(Figure dataset records)
-------

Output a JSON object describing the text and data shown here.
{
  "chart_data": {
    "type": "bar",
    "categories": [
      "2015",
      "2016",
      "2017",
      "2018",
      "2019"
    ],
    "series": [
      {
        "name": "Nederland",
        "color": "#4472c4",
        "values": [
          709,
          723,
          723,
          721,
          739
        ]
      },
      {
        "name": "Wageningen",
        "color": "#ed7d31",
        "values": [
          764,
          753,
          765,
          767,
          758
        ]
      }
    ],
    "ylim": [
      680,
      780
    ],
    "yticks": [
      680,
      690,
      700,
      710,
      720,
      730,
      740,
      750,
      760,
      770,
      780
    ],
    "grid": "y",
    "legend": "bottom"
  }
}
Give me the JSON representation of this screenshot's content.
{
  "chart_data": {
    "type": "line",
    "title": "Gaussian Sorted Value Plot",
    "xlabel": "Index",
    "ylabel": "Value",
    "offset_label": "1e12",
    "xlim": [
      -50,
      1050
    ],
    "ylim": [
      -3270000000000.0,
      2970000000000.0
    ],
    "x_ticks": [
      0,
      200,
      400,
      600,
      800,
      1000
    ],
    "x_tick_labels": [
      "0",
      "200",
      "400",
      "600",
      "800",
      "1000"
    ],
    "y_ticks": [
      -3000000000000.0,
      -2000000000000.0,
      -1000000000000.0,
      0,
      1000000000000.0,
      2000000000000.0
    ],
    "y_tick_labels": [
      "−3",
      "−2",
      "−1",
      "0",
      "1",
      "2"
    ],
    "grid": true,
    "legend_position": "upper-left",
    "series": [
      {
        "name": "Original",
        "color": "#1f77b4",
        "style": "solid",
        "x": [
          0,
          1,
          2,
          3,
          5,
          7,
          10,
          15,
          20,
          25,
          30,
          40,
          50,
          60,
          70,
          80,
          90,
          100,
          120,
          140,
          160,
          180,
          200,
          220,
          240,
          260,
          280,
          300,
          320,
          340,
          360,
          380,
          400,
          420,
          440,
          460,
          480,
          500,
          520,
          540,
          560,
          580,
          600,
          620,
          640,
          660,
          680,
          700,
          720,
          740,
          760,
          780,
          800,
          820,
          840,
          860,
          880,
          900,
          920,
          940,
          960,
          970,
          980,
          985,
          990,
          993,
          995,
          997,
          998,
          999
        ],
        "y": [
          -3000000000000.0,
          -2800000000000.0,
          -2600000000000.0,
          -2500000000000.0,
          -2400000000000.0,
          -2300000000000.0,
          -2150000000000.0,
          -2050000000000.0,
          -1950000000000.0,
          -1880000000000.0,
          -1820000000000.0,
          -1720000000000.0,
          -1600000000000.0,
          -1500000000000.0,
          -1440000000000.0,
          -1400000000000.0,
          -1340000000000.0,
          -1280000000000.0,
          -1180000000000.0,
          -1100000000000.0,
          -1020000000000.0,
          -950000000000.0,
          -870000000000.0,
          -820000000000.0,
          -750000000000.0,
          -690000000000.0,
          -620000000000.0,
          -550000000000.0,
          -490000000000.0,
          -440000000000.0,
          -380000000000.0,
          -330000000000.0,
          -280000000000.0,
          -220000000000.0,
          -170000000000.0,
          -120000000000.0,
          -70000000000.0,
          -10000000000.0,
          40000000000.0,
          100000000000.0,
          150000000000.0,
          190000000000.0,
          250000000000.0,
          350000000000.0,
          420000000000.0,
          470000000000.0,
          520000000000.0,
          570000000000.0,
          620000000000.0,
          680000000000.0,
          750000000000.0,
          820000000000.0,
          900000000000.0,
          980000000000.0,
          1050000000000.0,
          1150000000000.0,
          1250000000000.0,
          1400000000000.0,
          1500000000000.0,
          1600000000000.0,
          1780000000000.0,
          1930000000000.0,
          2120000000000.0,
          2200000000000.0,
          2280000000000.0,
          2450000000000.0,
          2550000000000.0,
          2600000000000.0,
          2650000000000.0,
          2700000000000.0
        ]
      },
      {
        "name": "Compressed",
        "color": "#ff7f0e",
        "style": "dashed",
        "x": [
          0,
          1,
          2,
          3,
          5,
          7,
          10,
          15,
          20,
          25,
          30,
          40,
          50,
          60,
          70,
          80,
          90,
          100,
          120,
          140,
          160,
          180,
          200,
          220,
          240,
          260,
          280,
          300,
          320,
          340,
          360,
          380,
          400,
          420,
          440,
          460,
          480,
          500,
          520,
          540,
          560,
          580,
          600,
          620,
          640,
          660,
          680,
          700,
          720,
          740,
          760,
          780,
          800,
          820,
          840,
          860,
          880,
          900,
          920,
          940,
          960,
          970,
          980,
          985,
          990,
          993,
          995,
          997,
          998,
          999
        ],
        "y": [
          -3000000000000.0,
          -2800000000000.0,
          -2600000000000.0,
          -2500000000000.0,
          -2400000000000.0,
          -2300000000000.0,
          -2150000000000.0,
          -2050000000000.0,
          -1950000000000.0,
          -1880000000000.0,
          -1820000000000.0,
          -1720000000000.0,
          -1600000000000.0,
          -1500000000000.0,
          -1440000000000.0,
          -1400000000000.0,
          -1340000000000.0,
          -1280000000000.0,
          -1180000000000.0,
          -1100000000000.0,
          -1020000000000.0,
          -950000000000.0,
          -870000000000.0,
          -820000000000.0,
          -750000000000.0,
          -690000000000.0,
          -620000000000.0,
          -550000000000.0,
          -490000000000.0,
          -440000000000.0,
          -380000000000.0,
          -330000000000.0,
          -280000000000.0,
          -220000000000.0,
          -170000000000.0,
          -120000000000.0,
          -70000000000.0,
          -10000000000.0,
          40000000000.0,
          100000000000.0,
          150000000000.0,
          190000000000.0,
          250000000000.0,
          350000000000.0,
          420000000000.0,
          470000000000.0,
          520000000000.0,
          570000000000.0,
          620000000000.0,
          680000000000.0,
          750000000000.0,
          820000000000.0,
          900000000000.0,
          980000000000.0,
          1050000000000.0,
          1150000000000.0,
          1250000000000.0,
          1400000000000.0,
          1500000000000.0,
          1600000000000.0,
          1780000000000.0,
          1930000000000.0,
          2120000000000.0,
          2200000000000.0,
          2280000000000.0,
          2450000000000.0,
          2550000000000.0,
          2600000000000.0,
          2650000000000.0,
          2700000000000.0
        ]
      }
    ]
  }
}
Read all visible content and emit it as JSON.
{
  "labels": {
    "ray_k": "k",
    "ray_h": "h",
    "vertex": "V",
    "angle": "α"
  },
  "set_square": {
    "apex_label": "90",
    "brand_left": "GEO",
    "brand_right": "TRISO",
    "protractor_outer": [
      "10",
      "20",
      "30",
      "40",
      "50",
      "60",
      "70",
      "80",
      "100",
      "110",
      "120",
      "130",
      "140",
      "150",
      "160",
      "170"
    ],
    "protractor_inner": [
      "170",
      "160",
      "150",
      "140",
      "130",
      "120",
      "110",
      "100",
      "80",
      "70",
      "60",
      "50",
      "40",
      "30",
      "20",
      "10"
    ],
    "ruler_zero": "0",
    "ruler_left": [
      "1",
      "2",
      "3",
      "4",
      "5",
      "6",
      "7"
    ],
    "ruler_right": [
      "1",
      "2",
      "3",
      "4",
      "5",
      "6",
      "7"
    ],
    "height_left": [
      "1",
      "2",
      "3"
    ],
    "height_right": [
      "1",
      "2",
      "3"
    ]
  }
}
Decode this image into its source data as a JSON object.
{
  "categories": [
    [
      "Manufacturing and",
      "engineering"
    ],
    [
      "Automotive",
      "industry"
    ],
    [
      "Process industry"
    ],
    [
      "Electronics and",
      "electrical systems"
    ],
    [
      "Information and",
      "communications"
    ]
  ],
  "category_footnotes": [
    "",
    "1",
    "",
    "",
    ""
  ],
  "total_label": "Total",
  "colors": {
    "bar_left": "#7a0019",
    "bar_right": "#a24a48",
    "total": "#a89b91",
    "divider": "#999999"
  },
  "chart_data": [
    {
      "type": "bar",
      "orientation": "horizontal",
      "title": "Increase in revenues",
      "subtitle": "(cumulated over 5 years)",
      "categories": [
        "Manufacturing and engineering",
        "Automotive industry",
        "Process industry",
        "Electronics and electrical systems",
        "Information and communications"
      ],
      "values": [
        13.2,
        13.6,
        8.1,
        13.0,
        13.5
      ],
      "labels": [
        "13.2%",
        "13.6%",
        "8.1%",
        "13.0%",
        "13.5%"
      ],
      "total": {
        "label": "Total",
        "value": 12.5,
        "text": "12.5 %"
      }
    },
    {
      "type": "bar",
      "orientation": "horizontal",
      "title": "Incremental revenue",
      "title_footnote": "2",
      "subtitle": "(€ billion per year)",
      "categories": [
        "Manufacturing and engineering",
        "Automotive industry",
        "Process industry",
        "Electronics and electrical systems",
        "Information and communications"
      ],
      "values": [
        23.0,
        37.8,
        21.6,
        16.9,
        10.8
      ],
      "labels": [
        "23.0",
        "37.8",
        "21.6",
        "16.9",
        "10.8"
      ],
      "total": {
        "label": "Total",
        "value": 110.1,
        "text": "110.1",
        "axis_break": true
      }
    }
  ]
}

-------

(WHAT IS REQUIRED) Copy out each line in the preceding records that contains "content".

(SOLUTION FOR THIS TASK)
Give me the JSON representation of this screenshot's content.
Read all visible content and emit it as JSON.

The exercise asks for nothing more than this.